## Instructions to follow
Count lines holding the word "conflicting". Only the number is wanted.

——————————

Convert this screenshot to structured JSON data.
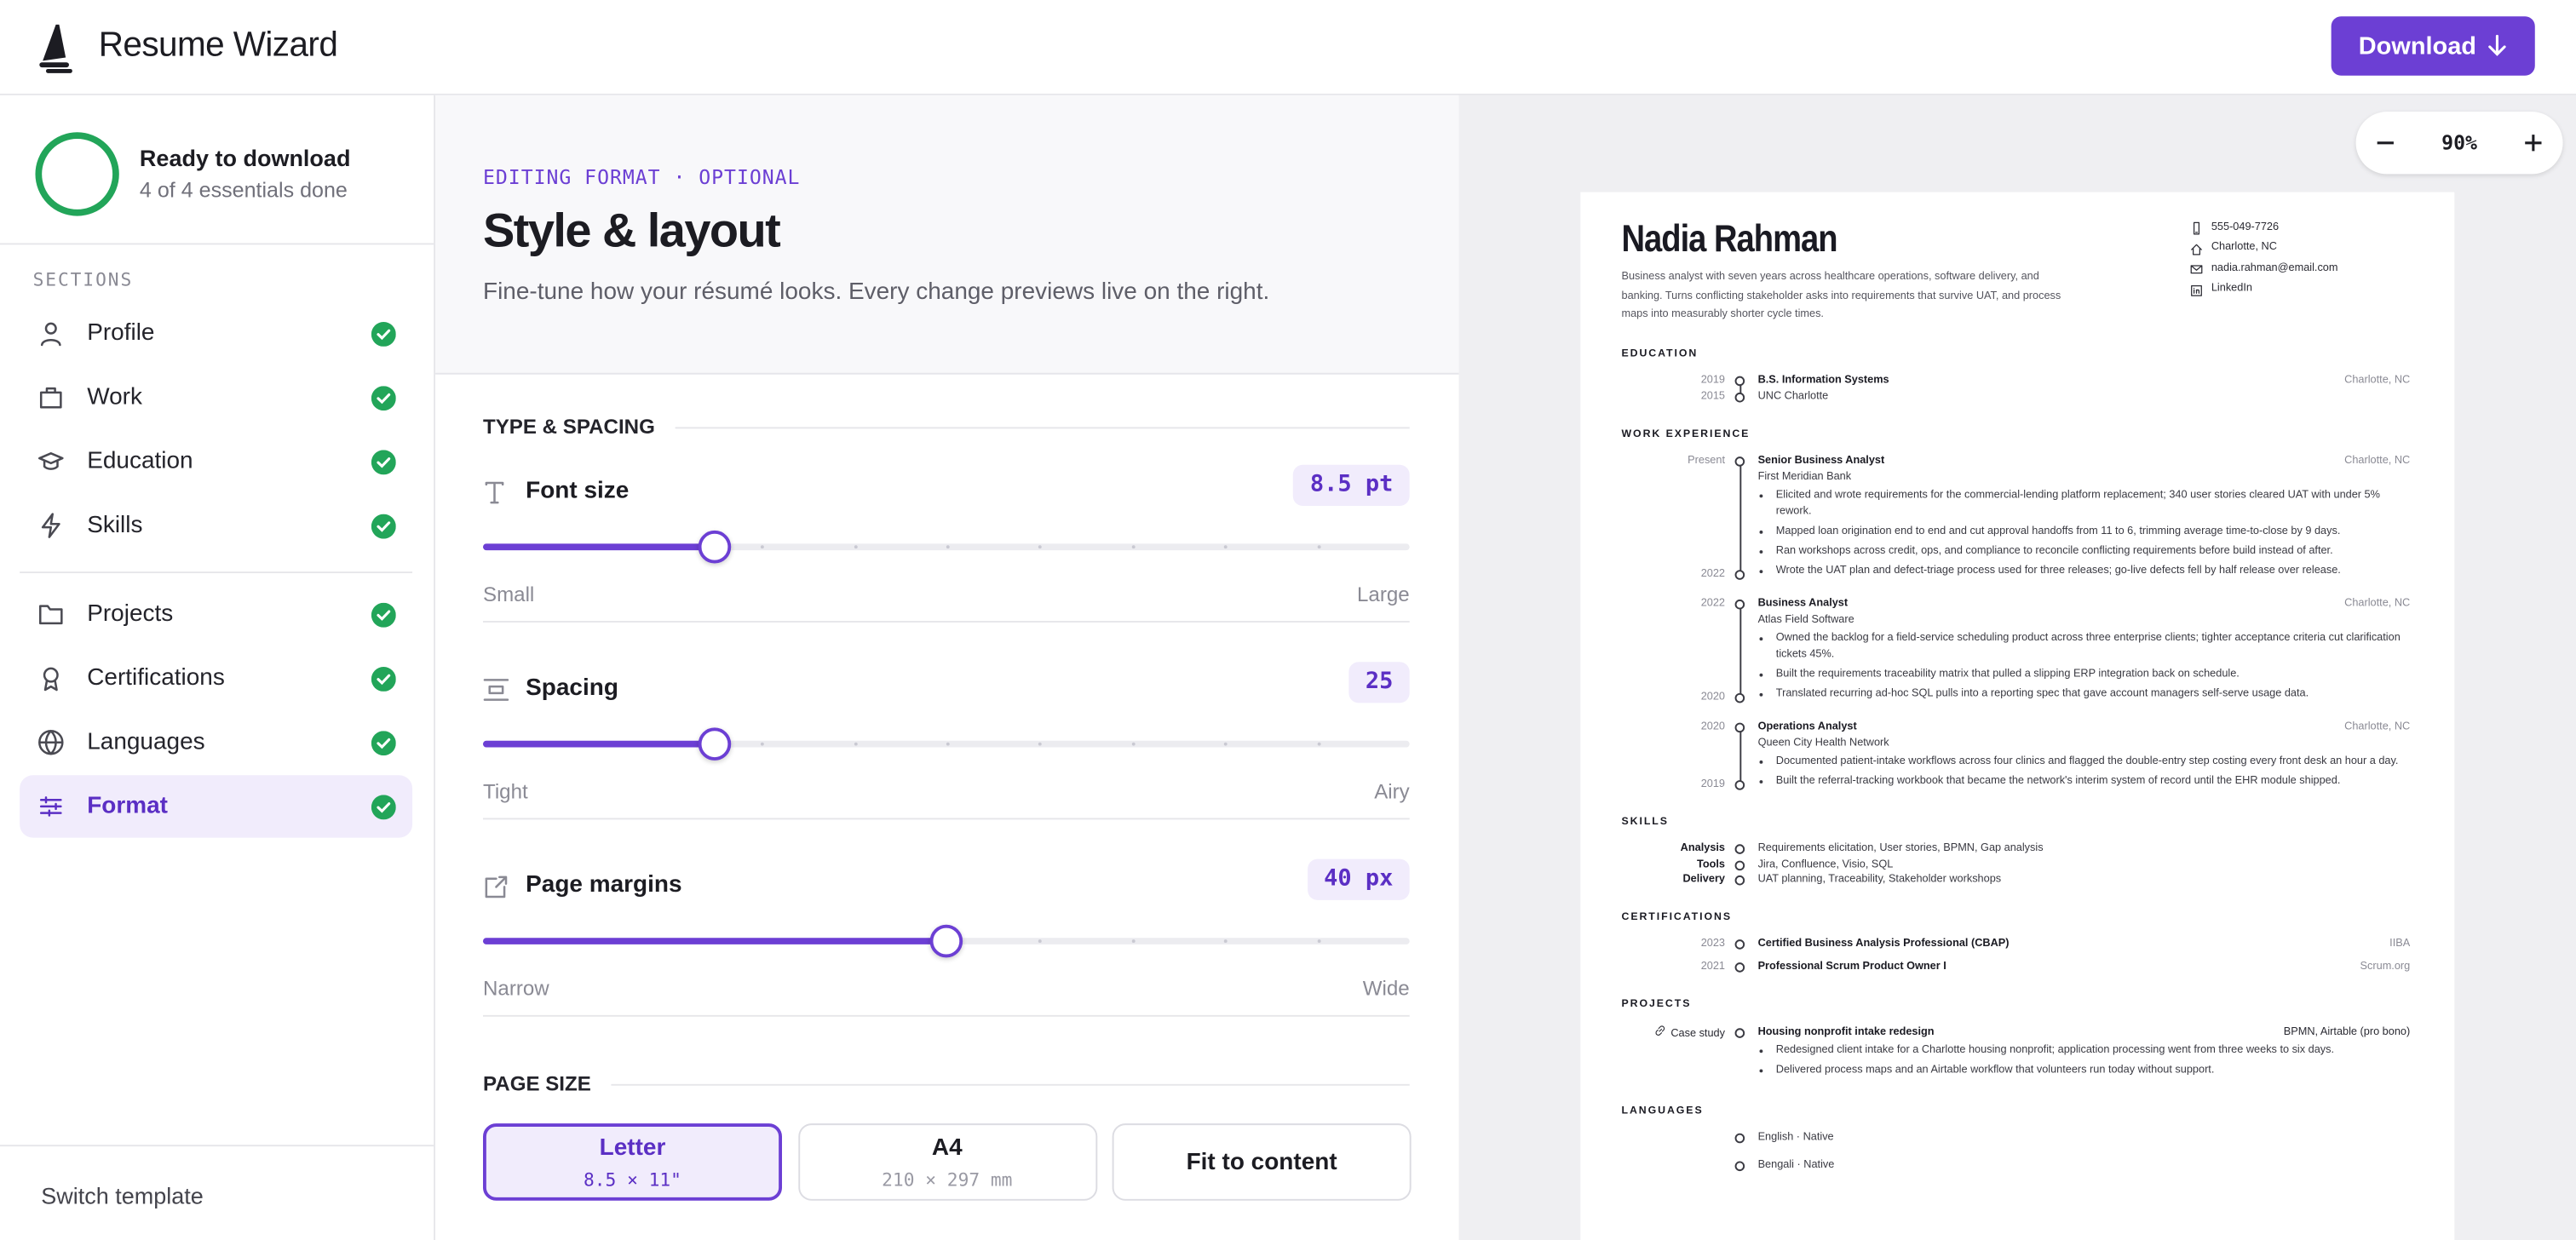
{
  "header": {
    "brand": "Resume Wizard",
    "download": "Download"
  },
  "sidebar": {
    "status": {
      "title": "Ready to download",
      "subtitle": "4 of 4 essentials done"
    },
    "sections_label": "SECTIONS",
    "sections": [
      "Profile",
      "Work",
      "Education",
      "Skills",
      "Projects",
      "Certifications",
      "Languages",
      "Format"
    ],
    "footer": "Switch template"
  },
  "editor": {
    "eyebrow": "EDITING FORMAT · OPTIONAL",
    "title": "Style & layout",
    "subtitle": "Fine-tune how your résumé looks. Every change previews live on the right.",
    "type_spacing": {
      "heading": "TYPE & SPACING",
      "sliders": [
        {
          "label": "Font size",
          "value": "8.5 pt",
          "min": "Small",
          "max": "Large"
        },
        {
          "label": "Spacing",
          "value": "25",
          "min": "Tight",
          "max": "Airy"
        },
        {
          "label": "Page margins",
          "value": "40 px",
          "min": "Narrow",
          "max": "Wide"
        }
      ]
    },
    "page_size": {
      "heading": "PAGE SIZE",
      "options": [
        {
          "label": "Letter",
          "detail": "8.5 × 11\""
        },
        {
          "label": "A4",
          "detail": "210 × 297 mm"
        },
        {
          "label": "Fit to content"
        }
      ]
    }
  },
  "preview": {
    "zoom": "90%",
    "resume": {
      "name": "Nadia Rahman",
      "summary": "Business analyst with seven years across healthcare operations, software delivery, and banking. Turns conflicting stakeholder asks into requirements that survive UAT, and process maps into measurably shorter cycle times.",
      "contacts": [
        "555-049-7726",
        "Charlotte, NC",
        "nadia.rahman@email.com",
        "LinkedIn"
      ],
      "education": {
        "title": "EDUCATION",
        "entries": [
          {
            "dates": [
              "2019",
              "2015"
            ],
            "title": "B.S. Information Systems",
            "org": "UNC Charlotte",
            "location": "Charlotte, NC"
          }
        ]
      },
      "work": {
        "title": "WORK EXPERIENCE",
        "entries": [
          {
            "dates": [
              "Present",
              "2022"
            ],
            "title": "Senior Business Analyst",
            "org": "First Meridian Bank",
            "location": "Charlotte, NC",
            "bullets": [
              "Elicited and wrote requirements for the commercial-lending platform replacement; 340 user stories cleared UAT with under 5% rework.",
              "Mapped loan origination end to end and cut approval handoffs from 11 to 6, trimming average time-to-close by 9 days.",
              "Ran workshops across credit, ops, and compliance to reconcile conflicting requirements before build instead of after.",
              "Wrote the UAT plan and defect-triage process used for three releases; go-live defects fell by half release over release."
            ]
          },
          {
            "dates": [
              "2022",
              "2020"
            ],
            "title": "Business Analyst",
            "org": "Atlas Field Software",
            "location": "Charlotte, NC",
            "bullets": [
              "Owned the backlog for a field-service scheduling product across three enterprise clients; tighter acceptance criteria cut clarification tickets 45%.",
              "Built the requirements traceability matrix that pulled a slipping ERP integration back on schedule.",
              "Translated recurring ad-hoc SQL pulls into a reporting spec that gave account managers self-serve usage data."
            ]
          },
          {
            "dates": [
              "2020",
              "2019"
            ],
            "title": "Operations Analyst",
            "org": "Queen City Health Network",
            "location": "Charlotte, NC",
            "bullets": [
              "Documented patient-intake workflows across four clinics and flagged the double-entry step costing every front desk an hour a day.",
              "Built the referral-tracking workbook that became the network's interim system of record until the EHR module shipped."
            ]
          }
        ]
      },
      "skills": {
        "title": "SKILLS",
        "items": [
          {
            "label": "Analysis",
            "value": "Requirements elicitation, User stories, BPMN, Gap analysis"
          },
          {
            "label": "Tools",
            "value": "Jira, Confluence, Visio, SQL"
          },
          {
            "label": "Delivery",
            "value": "UAT planning, Traceability, Stakeholder workshops"
          }
        ]
      },
      "certifications": {
        "title": "CERTIFICATIONS",
        "items": [
          {
            "year": "2023",
            "title": "Certified Business Analysis Professional (CBAP)",
            "issuer": "IIBA"
          },
          {
            "year": "2021",
            "title": "Professional Scrum Product Owner I",
            "issuer": "Scrum.org"
          }
        ]
      },
      "projects": {
        "title": "PROJECTS",
        "entries": [
          {
            "label": "Case study",
            "title": "Housing nonprofit intake redesign",
            "tech": "BPMN, Airtable (pro bono)",
            "bullets": [
              "Redesigned client intake for a Charlotte housing nonprofit; application processing went from three weeks to six days.",
              "Delivered process maps and an Airtable workflow that volunteers run today without support."
            ]
          }
        ]
      },
      "languages": {
        "title": "LANGUAGES",
        "items": [
          "English · Native",
          "Bengali · Native"
        ]
      }
    }
  }
}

——————————

## Full solution
2